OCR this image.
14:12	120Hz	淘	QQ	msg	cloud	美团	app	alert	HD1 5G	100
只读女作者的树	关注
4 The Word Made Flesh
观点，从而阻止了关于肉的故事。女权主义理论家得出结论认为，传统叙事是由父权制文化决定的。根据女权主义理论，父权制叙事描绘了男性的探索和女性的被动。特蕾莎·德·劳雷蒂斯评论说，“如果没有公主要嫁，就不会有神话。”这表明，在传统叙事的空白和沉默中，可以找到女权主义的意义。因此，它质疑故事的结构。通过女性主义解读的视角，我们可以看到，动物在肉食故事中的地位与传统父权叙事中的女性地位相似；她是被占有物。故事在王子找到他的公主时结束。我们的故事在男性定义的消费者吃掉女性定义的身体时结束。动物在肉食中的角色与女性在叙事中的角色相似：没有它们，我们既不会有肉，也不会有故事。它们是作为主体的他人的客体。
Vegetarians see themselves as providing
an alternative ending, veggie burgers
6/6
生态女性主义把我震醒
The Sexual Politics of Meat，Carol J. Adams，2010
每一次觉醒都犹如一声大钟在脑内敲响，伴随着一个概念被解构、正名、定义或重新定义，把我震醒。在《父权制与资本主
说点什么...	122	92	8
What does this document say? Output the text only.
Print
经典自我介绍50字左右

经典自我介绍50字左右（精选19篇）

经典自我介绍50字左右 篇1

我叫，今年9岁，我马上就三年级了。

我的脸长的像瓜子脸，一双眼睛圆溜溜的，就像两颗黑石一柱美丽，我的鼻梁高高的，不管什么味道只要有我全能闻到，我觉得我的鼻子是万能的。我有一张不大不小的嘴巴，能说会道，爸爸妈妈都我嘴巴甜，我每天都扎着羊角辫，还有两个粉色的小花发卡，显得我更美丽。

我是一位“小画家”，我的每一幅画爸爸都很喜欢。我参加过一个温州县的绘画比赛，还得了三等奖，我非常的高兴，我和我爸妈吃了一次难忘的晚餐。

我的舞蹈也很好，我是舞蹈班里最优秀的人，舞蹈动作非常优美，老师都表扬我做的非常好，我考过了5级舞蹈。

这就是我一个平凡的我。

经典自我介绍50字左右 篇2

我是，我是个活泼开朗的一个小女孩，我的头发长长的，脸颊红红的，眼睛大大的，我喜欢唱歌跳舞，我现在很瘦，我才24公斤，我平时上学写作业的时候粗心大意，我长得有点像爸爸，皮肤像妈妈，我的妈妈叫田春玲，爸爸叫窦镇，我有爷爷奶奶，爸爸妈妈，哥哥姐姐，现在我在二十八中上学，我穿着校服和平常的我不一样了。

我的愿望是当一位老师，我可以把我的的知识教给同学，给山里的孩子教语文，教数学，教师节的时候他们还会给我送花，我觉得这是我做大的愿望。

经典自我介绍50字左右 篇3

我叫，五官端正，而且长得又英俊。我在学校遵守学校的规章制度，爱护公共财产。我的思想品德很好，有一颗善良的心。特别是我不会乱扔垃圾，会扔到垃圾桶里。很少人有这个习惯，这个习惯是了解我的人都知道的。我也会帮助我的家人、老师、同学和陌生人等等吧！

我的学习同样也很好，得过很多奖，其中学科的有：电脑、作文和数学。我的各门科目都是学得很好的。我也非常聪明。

------------------------------------------------------------------------

**To do**: What number of lines in the records contain the word "this"? Answer with that number alone.

**Finished task**: 2